TEXTE SOURCE:

Le retour du climato-fada

À quelques semaines de la COP 21, les négateurs du réchauffement climatique tentent de reprendre l’antenne en misant sur le goût du clash dans les médias.

Jean-Claude Renard  • 21 octobre 2015 abonné·es
Le retour du climato-fada
© Photo : Thayer/GETTY IMAGES/AFP

Ça commence à faire des remous dans les travées de France Télévisions. Philippe Verdier n’a pas présenté les bulletins météo du 13 heures et du 20 heures du 12 octobre. Ni les suivants. Le chef de service météo de France 2 a été mis en congé forcé. En cause, son livre Climat investigation. Qu’est-ce ? L’auteur le présente lui-même dans une vidéo promotionnelle sur le site de son éditeur, Ring (qui a aussi publié le sulfureux la France orange mécanique, de Laurent Obertone). Philippe Verdier entend dénoncer « une machine de guerre destinée à nous maintenir dans la peur ». Or, « il n’existe aucun lien entre le climat, ce qu’il est et ce que tout le monde raconte. […] On assiste à un mélange des genres inouï entre les scientifiques, les politiques, les lobbies économiques, les ONG environnementales et maintenant les religions ».

Un complot, une conspiration ? Diantre ! À quelques semaines de la COP 21, on découvre que la tête de pont de la météo à France Télé est un climato-sceptique ! S’il s’en défend (notamment sur RMC, aux « Grandes Gueules », ou sur RTL, chez Fogiel), le journaliste (puisque ç’en est un) y ressemble furieusement. Au mieux, c’est le Canada Dry du climato-scepticisme, voire un climato-fada. Les phénomènes extrêmes étant chaque année plus graves, et les recherches des scientifiques implacables, les climato-sceptiques ont, du moins sur les plateaux télé et radio, nettement reculé ces dernières années ; le retrait politique du plus médiatique d’entre eux, Claude Allègre, n’y est pas pour rien. Ils n’en restent pas moins en embuscade. On l’a vu récemment sur i-Télé, dans un débat du soir orchestré par Olivier Galzi, pompeusement appelé « Le Grand Décryptage », réunissant Yannick Jadot, eurodéputé écologiste, François Gemenne, spécialiste de l’impact de l’environnement sur la géopolitique mondiale, et Serge Galam, sociophysicien au CNRS, climato-sceptique assumé. Le débat a tourné court au bout de huit minutes.

DONNÉES SOURCES:

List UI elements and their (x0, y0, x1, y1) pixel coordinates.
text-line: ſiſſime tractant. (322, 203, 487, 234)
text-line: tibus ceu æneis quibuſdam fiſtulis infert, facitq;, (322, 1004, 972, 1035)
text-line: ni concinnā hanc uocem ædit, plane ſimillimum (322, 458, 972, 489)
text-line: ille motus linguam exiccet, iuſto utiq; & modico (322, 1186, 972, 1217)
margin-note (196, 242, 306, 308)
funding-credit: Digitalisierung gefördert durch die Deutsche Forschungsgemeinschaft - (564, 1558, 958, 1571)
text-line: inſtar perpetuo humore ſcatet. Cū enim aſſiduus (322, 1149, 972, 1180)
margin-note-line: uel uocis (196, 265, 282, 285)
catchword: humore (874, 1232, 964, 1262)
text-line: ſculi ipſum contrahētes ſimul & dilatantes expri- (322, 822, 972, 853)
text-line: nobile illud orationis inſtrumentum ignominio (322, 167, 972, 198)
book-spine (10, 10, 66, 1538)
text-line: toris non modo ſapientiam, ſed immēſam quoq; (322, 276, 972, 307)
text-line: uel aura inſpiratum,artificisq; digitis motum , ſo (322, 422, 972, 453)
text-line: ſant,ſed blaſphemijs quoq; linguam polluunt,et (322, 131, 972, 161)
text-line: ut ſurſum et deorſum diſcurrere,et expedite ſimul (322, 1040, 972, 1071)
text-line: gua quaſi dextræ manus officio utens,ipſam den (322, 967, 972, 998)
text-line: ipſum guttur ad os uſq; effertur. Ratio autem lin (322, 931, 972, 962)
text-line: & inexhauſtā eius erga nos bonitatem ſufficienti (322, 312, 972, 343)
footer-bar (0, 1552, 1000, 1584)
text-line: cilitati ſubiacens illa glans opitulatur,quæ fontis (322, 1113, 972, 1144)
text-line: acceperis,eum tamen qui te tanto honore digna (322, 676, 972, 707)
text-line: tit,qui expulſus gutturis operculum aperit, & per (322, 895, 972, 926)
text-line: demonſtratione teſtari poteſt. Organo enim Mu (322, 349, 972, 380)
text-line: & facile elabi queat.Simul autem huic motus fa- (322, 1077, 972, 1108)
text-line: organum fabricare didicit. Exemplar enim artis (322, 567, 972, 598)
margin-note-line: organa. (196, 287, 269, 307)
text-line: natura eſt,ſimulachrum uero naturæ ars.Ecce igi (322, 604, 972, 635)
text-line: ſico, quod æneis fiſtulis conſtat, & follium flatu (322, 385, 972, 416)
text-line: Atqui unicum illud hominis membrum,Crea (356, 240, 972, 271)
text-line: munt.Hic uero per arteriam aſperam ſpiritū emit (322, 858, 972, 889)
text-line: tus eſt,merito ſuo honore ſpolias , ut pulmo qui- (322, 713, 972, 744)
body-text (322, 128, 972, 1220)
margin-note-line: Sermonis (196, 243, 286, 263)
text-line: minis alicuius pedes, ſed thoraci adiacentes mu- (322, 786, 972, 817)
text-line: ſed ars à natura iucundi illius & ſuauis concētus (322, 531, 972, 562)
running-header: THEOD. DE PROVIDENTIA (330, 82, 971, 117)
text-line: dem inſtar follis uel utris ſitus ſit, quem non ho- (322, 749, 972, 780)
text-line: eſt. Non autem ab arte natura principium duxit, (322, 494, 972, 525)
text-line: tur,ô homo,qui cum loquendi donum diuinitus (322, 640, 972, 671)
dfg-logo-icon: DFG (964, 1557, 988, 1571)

EXERCICE:
Pourriez-vous poursuivre l'article sur le retour des climato-sceptiques dans les médias à partir de sa dernière phrase ? Ce matériel provient d'une autre source que le texte.

CORRIGÉ:
C’est que Galam, avec son statut de chercheur au CNRS, légitimé par Olivier Galzi, remettant en cause le réchauffement et la responsabilité humaine dans le dérèglement climatique, a très vite agacé François Gemenne. « C’est tout de même incroyable, en 2015, de sortir encore des propos comme ça ! », s’est-il emporté, avant de se tourner vers le journaliste : « Comment pouvez-vous encore inviter des climato-sceptiques sur votre antenne ? Sérieusement ! Qu’est-ce qui vous passe par la tête ? » Cette séquence a beaucoup fait rire Yann Barthez, au « Petit Journal », feignant de boire une tisane avant d’être brusquement réveillé par la colère de Gemenne. Il n’y avait pas de quoi. Pas de quoi en rire, mais de quoi s’étonner, en effet, de la présence encore d’un climato-sceptique à l’écran. « C’est une sorte de règle immuable, observe Stéphane Foucart, journaliste au Monde et auteur de l’Avenir du climat. Enquête sur les climato-sceptiques. Dès qu’il y a une échéance importante dans les négociations climatiques, ils réapparaissent dans les médias. On les avait vus dans l’émission “28 minutes”, en 2012, au moment de la Conférence de Doha, maintenant sur i-Télé et même sur France Culture dans “Les Nouveaux Chemins de la connaissance”. »

Doit-on s’y habituer ?   « Non, pas plus qu’il ne faut inviter les scientifiques – et il y en a – qui disent douter du lien entre l’infection par le VIH et le sida, estime Stéphane Foucart. Tous les arguments que ressassent les climato-sceptiques sur les plateaux de télévision ont été concoctés outre-Atlantique par des think tanks néoconservateurs ou libertariens, souvent financés par les industries fossiles, servilement repris par une galaxie d’intellectuels, de lobbyistes, de scientifiques complètement étrangers aux sciences du climat. » Mais Olivier Galzi n’en démord pas. Pour lui, « il est important que toutes les opinions s’expriment ». À cela près qu’on est là dans la désinformation ou la promotion de l’ignorance. Finalement, son véritable argument ne serait-il pas le goût du clash et du buzz ? On est prêt à recevoir des gens qui mentent pour répondre à la contrainte du débat. « Tant que vous y êtes, invitez un négationniste sur l’Holocauste », a lancé Gemenne à Galzi.